*PROBLEM DETAILS*:
What is the number of lines containing "Yield"? Give only that number.

*TASK INPUT*:
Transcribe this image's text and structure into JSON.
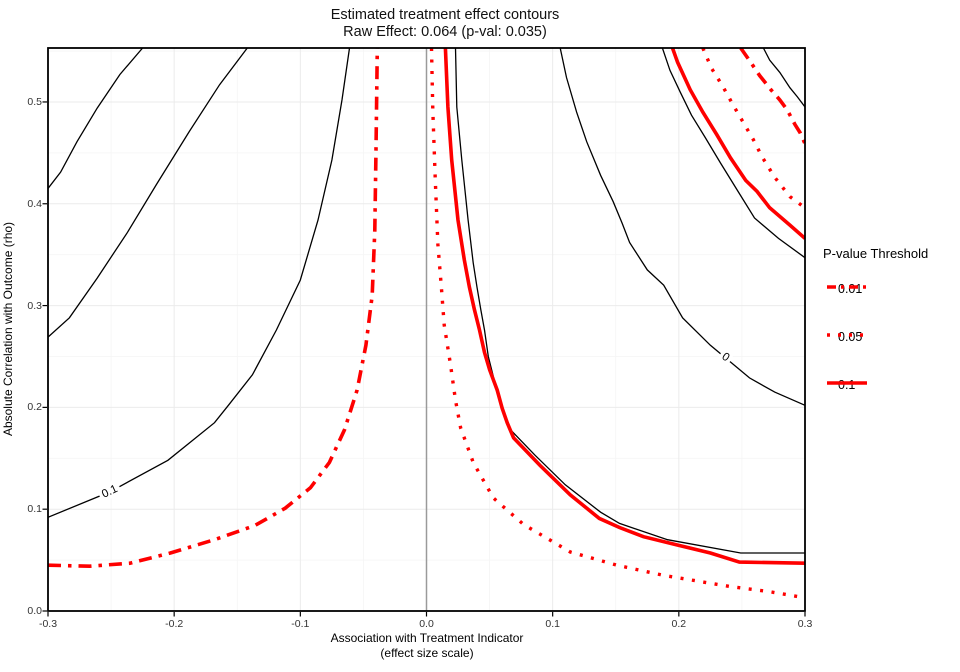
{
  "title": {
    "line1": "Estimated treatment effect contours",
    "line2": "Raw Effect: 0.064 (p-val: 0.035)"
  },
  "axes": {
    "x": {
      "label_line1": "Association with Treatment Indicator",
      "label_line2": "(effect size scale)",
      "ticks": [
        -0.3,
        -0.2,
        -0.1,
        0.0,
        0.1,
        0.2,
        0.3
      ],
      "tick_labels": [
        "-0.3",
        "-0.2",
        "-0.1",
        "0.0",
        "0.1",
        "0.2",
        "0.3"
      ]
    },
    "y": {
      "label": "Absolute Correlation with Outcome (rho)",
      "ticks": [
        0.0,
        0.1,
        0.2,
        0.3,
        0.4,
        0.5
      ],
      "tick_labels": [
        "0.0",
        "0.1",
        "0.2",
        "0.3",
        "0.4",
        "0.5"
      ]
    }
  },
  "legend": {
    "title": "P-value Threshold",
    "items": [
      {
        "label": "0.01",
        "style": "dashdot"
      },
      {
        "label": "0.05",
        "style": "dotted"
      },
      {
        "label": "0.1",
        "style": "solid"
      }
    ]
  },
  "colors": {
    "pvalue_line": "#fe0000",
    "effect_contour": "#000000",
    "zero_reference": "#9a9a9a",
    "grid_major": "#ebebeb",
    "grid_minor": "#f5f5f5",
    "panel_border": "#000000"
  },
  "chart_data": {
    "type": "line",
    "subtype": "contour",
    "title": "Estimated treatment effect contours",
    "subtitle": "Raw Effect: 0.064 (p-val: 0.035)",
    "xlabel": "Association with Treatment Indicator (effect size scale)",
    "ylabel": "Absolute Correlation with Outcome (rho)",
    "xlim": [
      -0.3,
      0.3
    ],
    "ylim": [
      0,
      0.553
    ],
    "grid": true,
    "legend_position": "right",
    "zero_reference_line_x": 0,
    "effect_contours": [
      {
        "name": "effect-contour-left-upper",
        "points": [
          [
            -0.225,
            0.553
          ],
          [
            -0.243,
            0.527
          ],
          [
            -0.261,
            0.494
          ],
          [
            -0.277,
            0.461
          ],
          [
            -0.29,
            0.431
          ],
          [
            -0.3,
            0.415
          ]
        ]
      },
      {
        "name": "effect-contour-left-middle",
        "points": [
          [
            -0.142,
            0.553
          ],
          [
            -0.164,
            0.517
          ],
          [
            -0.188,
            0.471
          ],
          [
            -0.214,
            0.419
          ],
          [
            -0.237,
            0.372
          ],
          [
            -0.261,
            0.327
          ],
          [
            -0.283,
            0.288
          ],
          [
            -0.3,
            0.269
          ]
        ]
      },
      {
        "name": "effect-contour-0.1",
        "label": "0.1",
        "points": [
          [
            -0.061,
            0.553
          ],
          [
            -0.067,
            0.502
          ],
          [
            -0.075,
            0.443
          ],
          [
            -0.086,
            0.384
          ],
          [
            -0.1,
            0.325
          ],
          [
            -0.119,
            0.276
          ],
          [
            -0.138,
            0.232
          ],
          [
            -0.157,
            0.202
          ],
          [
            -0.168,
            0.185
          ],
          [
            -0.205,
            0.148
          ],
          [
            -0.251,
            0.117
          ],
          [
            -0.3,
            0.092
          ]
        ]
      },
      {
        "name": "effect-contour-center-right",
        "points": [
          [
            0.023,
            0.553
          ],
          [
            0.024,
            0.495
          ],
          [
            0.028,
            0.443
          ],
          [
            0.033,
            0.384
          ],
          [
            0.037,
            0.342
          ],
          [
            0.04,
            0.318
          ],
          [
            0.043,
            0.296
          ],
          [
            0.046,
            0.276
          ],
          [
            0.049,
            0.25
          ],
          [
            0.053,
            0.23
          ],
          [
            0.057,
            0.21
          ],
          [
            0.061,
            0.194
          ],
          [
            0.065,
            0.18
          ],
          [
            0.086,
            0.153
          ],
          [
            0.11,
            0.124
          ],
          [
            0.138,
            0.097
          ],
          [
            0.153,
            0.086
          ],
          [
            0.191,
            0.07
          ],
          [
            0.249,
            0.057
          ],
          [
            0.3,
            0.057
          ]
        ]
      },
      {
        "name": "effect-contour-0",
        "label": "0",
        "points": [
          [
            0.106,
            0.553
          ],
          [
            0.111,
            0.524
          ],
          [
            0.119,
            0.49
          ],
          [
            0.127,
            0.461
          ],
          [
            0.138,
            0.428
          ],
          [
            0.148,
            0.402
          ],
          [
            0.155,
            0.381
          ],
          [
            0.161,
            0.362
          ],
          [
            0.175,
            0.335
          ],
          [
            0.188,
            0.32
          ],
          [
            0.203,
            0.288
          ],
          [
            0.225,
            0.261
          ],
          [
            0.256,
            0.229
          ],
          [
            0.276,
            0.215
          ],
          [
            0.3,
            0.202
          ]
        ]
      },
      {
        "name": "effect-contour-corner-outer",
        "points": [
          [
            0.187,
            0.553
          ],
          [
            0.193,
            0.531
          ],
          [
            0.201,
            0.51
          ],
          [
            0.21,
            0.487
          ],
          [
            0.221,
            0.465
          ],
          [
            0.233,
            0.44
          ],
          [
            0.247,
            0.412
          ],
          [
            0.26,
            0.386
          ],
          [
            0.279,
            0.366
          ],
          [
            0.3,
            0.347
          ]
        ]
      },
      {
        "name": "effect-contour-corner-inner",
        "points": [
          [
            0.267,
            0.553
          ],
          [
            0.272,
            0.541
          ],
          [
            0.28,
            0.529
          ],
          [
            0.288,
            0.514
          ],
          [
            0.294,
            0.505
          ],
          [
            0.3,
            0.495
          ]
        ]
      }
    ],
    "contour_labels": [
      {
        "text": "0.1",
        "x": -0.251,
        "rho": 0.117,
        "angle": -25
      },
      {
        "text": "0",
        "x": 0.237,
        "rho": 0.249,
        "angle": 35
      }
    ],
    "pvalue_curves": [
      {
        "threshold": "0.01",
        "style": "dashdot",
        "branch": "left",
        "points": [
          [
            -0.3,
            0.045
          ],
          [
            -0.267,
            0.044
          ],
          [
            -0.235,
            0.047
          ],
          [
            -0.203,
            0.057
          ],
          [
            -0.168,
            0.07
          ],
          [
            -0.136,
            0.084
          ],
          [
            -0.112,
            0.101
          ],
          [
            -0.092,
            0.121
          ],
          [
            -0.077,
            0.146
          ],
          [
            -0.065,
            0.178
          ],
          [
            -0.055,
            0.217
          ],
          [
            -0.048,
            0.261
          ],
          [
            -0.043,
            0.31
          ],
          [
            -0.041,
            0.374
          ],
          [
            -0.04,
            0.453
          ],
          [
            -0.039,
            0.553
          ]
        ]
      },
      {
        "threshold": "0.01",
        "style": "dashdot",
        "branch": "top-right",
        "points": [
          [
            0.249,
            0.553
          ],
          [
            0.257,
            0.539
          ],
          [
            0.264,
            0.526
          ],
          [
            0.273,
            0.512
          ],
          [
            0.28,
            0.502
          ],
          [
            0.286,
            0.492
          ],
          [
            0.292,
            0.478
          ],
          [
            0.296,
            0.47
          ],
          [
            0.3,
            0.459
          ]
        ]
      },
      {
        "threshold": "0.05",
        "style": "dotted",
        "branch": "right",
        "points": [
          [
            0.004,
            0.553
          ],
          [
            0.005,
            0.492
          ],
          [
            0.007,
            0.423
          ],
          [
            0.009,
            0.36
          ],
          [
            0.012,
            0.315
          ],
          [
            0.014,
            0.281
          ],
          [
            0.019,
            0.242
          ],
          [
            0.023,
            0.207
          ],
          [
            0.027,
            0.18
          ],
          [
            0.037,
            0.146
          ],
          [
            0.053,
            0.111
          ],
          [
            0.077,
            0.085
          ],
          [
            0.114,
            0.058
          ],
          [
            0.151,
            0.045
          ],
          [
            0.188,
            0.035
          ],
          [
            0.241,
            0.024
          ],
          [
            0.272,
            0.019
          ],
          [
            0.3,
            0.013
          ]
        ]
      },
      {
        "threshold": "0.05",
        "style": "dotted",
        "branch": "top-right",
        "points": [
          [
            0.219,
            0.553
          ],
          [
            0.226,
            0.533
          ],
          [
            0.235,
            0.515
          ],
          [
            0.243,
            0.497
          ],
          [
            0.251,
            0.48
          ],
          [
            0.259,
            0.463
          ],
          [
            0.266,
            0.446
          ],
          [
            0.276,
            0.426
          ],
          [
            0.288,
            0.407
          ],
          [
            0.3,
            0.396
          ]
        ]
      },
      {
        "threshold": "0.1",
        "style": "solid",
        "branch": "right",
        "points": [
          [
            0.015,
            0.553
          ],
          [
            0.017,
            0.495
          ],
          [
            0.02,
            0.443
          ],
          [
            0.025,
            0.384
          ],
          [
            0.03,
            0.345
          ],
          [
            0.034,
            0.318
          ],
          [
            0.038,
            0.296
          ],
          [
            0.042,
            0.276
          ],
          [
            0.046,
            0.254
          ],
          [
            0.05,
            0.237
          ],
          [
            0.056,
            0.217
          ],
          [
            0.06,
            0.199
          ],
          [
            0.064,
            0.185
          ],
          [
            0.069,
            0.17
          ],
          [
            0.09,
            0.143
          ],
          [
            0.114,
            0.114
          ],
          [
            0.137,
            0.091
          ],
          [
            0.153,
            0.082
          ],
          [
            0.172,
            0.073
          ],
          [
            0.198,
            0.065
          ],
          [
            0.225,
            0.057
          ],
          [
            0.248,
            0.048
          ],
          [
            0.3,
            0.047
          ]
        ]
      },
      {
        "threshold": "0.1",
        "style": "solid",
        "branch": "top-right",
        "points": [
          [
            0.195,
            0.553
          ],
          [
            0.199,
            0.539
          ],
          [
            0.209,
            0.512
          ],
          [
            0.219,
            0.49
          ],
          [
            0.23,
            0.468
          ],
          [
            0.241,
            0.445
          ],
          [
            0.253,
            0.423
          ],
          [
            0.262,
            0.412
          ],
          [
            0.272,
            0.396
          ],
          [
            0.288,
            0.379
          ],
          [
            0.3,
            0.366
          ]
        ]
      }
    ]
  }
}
...
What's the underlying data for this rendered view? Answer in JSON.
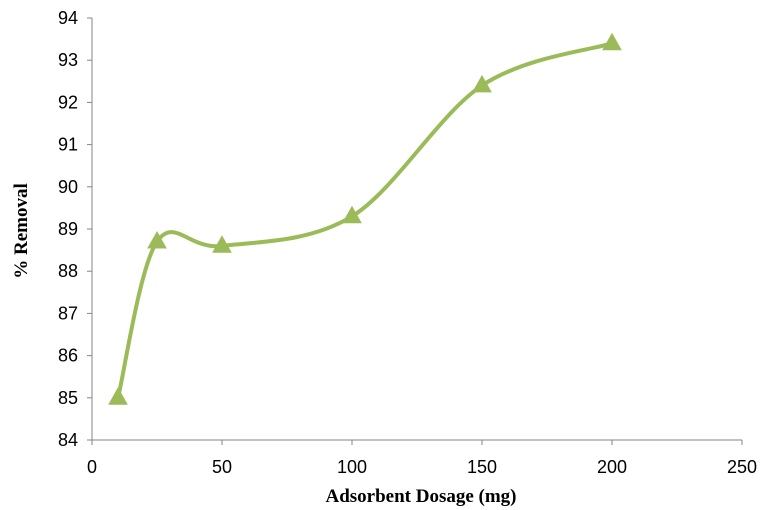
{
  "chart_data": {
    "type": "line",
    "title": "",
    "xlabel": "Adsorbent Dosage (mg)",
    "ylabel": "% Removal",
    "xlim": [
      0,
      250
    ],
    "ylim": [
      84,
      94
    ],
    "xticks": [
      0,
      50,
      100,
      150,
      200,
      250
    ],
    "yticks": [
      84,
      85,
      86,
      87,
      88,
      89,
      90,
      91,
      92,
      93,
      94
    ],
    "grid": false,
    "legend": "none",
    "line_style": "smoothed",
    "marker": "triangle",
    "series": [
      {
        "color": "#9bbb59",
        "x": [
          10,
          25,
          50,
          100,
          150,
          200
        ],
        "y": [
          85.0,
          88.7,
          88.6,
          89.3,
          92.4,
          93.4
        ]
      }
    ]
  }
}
...
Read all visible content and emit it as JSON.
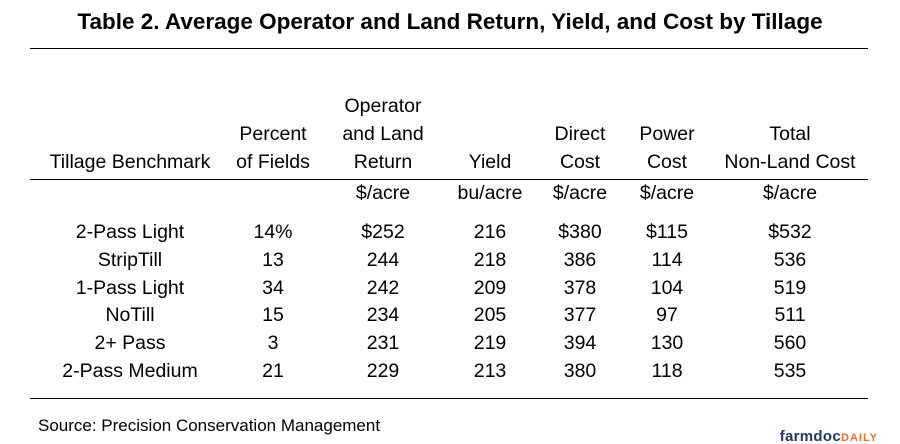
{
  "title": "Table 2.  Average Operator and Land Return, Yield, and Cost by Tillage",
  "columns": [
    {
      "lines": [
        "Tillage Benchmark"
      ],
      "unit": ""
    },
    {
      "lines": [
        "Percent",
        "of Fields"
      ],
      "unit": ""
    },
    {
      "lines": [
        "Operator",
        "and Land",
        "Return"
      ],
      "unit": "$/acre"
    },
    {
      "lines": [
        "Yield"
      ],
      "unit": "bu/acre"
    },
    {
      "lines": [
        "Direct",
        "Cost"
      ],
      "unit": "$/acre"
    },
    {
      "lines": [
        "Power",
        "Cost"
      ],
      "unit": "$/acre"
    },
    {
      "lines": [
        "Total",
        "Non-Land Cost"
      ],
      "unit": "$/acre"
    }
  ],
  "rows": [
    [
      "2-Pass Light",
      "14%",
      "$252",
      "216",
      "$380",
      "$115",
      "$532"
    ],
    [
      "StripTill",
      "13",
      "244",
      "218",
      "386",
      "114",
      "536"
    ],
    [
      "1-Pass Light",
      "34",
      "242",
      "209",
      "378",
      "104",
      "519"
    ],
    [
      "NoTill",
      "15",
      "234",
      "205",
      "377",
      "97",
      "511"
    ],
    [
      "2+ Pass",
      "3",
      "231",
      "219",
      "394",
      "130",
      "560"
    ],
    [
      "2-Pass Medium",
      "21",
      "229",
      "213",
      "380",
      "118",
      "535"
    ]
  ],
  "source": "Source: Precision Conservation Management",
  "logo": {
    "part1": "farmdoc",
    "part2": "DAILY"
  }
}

*TASK RESULT*:
2